_PROBLEM STATEMENT_: Reproduce the listing below verbatim.

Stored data
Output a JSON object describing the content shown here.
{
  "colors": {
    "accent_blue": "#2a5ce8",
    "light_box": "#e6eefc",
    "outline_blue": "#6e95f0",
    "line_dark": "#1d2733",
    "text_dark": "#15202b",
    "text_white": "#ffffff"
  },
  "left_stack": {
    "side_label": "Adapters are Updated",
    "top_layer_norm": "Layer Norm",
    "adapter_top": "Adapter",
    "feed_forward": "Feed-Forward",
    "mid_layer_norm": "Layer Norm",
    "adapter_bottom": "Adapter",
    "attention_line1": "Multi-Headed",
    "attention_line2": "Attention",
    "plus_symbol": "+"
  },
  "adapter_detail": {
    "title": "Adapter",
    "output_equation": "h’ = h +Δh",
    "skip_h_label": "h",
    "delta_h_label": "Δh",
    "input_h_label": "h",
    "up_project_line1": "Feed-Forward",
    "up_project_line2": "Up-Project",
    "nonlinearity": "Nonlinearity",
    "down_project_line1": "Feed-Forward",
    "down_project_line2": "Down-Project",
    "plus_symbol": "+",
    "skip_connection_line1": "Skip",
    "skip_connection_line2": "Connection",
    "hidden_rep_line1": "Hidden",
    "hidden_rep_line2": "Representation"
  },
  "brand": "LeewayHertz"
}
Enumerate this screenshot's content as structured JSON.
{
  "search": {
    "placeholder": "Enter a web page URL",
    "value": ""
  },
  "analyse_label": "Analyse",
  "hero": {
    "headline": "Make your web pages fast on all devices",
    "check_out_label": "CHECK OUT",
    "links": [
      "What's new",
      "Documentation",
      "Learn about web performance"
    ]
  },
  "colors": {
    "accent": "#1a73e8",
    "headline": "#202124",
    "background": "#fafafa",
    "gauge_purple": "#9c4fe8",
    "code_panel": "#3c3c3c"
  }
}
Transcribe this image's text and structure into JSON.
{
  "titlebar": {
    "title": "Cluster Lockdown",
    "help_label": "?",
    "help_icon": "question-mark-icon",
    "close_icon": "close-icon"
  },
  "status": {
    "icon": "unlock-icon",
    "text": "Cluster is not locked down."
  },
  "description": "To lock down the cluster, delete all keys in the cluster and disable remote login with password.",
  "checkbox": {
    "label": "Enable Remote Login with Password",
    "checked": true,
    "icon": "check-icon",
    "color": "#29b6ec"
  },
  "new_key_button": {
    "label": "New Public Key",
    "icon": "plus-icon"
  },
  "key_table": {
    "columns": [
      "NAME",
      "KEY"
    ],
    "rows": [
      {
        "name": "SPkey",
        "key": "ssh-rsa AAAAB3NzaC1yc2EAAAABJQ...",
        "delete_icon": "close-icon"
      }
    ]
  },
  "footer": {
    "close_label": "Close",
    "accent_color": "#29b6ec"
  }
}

_CORRECT RESPONSE_:
Output a JSON object describing the content shown here.
{
  "colors": {
    "accent_blue": "#2a5ce8",
    "light_box": "#e6eefc",
    "outline_blue": "#6e95f0",
    "line_dark": "#1d2733",
    "text_dark": "#15202b",
    "text_white": "#ffffff"
  },
  "left_stack": {
    "side_label": "Adapters are Updated",
    "top_layer_norm": "Layer Norm",
    "adapter_top": "Adapter",
    "feed_forward": "Feed-Forward",
    "mid_layer_norm": "Layer Norm",
    "adapter_bottom": "Adapter",
    "attention_line1": "Multi-Headed",
    "attention_line2": "Attention",
    "plus_symbol": "+"
  },
  "adapter_detail": {
    "title": "Adapter",
    "output_equation": "h’ = h +Δh",
    "skip_h_label": "h",
    "delta_h_label": "Δh",
    "input_h_label": "h",
    "up_project_line1": "Feed-Forward",
    "up_project_line2": "Up-Project",
    "nonlinearity": "Nonlinearity",
    "down_project_line1": "Feed-Forward",
    "down_project_line2": "Down-Project",
    "plus_symbol": "+",
    "skip_connection_line1": "Skip",
    "skip_connection_line2": "Connection",
    "hidden_rep_line1": "Hidden",
    "hidden_rep_line2": "Representation"
  },
  "brand": "LeewayHertz"
}
Enumerate this screenshot's content as structured JSON.
{
  "search": {
    "placeholder": "Enter a web page URL",
    "value": ""
  },
  "analyse_label": "Analyse",
  "hero": {
    "headline": "Make your web pages fast on all devices",
    "check_out_label": "CHECK OUT",
    "links": [
      "What's new",
      "Documentation",
      "Learn about web performance"
    ]
  },
  "colors": {
    "accent": "#1a73e8",
    "headline": "#202124",
    "background": "#fafafa",
    "gauge_purple": "#9c4fe8",
    "code_panel": "#3c3c3c"
  }
}
Transcribe this image's text and structure into JSON.
{
  "titlebar": {
    "title": "Cluster Lockdown",
    "help_label": "?",
    "help_icon": "question-mark-icon",
    "close_icon": "close-icon"
  },
  "status": {
    "icon": "unlock-icon",
    "text": "Cluster is not locked down."
  },
  "description": "To lock down the cluster, delete all keys in the cluster and disable remote login with password.",
  "checkbox": {
    "label": "Enable Remote Login with Password",
    "checked": true,
    "icon": "check-icon",
    "color": "#29b6ec"
  },
  "new_key_button": {
    "label": "New Public Key",
    "icon": "plus-icon"
  },
  "key_table": {
    "columns": [
      "NAME",
      "KEY"
    ],
    "rows": [
      {
        "name": "SPkey",
        "key": "ssh-rsa AAAAB3NzaC1yc2EAAAABJQ...",
        "delete_icon": "close-icon"
      }
    ]
  },
  "footer": {
    "close_label": "Close",
    "accent_color": "#29b6ec"
  }
}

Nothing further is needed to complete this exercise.